== DATA FOR THIS EXERCISE ==
────
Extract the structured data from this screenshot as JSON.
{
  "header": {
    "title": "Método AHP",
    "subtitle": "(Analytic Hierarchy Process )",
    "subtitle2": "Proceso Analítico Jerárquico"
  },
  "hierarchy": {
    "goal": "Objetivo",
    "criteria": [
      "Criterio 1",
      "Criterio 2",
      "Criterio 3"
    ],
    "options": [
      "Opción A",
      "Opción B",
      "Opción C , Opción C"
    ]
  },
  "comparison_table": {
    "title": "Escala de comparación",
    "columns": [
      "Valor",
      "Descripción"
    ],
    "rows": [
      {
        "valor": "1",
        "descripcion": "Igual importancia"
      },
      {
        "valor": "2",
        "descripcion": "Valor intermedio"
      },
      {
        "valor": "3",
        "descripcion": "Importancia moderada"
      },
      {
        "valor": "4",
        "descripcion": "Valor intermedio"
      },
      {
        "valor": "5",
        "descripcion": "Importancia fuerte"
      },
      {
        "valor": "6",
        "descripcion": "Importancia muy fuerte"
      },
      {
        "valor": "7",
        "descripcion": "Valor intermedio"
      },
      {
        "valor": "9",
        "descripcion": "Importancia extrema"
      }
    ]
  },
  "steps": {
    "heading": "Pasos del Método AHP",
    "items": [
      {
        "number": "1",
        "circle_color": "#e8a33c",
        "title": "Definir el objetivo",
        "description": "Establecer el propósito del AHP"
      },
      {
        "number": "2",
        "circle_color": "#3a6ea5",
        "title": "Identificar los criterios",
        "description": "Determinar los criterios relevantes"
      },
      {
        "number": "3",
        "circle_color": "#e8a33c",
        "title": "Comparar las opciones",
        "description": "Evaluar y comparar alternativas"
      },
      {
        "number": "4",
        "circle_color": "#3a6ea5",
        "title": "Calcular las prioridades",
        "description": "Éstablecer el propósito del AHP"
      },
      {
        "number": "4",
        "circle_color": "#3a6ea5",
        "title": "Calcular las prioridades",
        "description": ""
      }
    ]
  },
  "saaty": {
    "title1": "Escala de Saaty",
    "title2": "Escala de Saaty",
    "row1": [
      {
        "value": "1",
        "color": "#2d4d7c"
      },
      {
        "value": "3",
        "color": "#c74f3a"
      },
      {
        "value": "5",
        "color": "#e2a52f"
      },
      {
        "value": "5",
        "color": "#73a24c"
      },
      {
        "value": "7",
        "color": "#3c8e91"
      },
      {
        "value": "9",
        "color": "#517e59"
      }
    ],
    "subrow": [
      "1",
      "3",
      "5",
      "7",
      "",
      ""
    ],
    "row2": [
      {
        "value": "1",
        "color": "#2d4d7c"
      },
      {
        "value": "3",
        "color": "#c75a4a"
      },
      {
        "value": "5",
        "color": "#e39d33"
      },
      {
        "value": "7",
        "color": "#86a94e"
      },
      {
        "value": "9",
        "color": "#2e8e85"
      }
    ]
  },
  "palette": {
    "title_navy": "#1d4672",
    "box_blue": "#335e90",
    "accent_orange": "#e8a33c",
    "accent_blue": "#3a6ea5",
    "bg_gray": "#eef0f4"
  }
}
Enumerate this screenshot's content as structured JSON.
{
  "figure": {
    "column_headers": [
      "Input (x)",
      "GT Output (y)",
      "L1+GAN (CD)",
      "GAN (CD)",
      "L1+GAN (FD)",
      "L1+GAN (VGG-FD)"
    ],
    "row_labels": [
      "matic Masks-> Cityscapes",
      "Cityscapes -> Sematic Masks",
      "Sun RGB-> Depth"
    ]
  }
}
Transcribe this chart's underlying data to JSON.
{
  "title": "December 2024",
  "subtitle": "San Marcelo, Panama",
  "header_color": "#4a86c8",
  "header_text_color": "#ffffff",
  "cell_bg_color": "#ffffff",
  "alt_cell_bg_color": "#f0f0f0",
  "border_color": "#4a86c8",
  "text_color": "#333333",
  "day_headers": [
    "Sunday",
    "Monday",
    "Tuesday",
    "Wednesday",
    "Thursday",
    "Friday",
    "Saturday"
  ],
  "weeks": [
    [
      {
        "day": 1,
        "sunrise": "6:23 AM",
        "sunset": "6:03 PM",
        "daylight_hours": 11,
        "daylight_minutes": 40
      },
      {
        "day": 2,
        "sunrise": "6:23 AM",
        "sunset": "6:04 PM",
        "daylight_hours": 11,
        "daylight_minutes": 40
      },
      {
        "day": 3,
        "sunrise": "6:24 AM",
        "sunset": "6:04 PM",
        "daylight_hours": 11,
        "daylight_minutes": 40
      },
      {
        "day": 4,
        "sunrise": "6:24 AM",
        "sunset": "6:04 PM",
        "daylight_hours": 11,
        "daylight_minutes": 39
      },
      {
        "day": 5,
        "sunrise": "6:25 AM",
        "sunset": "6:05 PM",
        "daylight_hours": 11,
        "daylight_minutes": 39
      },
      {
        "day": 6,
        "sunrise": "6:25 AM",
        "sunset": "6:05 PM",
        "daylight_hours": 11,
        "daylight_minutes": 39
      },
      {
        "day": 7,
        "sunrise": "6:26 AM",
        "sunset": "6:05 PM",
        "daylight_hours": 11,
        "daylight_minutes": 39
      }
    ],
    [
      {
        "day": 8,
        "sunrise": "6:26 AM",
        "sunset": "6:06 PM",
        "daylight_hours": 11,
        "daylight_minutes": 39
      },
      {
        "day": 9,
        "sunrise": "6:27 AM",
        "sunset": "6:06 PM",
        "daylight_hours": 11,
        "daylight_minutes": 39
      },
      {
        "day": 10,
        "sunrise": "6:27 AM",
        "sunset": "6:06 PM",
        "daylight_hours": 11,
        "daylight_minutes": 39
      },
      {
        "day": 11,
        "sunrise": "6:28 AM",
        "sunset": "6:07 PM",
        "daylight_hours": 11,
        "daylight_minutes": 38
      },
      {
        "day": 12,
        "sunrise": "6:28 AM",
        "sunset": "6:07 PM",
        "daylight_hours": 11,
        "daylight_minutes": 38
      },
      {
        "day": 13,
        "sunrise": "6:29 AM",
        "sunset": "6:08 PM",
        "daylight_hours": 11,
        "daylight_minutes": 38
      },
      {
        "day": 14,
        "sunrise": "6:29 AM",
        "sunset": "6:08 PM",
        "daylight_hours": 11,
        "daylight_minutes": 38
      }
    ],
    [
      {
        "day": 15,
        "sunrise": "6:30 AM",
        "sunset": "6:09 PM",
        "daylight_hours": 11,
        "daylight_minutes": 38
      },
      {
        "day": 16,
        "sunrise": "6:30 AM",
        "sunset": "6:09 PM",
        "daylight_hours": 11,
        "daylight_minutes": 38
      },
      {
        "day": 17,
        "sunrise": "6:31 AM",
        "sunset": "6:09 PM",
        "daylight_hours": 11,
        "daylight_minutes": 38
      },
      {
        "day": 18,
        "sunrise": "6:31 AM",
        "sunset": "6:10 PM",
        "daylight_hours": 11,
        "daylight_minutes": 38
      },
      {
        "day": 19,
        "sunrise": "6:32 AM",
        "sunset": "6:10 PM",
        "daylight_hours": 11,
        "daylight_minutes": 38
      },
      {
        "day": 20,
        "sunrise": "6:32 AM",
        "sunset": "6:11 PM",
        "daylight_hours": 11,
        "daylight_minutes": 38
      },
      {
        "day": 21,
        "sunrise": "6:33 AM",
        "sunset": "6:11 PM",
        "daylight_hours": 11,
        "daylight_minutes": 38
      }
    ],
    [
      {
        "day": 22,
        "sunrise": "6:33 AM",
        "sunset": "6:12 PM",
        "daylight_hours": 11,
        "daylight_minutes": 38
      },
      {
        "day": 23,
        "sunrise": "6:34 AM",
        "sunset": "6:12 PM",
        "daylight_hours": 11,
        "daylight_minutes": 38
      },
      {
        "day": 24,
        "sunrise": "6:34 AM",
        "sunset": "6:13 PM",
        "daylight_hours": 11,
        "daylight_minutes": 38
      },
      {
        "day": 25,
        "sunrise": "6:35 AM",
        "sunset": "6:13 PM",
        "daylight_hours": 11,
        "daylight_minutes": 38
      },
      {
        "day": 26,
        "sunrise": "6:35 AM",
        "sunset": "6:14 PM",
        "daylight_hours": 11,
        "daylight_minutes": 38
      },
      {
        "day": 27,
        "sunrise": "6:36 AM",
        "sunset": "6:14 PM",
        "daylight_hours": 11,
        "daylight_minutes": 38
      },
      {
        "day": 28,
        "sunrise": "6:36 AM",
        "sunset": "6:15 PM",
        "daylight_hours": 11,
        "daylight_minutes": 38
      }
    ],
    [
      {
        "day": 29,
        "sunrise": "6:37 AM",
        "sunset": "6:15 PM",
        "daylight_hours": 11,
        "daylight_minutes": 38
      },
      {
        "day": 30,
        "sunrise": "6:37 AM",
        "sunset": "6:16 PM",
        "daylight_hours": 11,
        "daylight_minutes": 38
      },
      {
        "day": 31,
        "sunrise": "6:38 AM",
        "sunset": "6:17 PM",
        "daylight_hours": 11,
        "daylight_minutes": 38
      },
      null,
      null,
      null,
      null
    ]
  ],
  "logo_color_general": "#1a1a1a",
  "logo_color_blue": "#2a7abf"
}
────
== SET TASK ==
Write out every line of the entries that holds the word "structured".

== SOLUTION TO THE EXERCISE ==
Extract the structured data from this screenshot as JSON.
Enumerate this screenshot's content as structured JSON.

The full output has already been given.